Aim of the task:
Check each line of the entries below for the string "JSON"; copy every line where it appears.

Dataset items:
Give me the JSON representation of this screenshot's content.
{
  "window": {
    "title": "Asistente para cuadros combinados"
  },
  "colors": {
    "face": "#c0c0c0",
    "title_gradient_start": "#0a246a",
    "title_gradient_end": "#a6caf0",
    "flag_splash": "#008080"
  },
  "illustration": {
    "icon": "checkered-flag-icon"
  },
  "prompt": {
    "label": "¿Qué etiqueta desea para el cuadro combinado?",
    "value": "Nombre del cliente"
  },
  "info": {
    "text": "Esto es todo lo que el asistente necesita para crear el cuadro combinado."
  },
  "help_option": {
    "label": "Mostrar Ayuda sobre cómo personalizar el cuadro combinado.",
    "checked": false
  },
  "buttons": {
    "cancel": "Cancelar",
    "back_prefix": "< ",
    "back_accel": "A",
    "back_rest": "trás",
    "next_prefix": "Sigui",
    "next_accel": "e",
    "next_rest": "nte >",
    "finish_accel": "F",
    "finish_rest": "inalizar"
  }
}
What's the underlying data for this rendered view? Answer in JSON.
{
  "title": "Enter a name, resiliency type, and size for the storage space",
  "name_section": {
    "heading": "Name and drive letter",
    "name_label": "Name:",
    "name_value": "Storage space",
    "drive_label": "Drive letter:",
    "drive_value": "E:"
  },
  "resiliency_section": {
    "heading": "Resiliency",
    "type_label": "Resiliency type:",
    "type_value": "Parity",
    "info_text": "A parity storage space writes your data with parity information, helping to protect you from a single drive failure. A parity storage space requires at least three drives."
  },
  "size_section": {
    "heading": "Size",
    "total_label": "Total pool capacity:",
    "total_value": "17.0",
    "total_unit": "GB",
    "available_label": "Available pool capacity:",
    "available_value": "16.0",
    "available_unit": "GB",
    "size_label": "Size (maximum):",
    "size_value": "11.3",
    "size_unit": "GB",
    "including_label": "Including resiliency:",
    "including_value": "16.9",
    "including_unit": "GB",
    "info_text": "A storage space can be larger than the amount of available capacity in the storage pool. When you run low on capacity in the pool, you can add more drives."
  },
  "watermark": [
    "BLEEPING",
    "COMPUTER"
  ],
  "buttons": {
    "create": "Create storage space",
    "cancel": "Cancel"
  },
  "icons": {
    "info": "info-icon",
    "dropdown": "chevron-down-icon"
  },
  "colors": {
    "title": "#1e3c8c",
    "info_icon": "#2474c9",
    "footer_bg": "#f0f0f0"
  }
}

Exercise answer:
Give me the JSON representation of this screenshot's content.
What's the underlying data for this rendered view? Answer in JSON.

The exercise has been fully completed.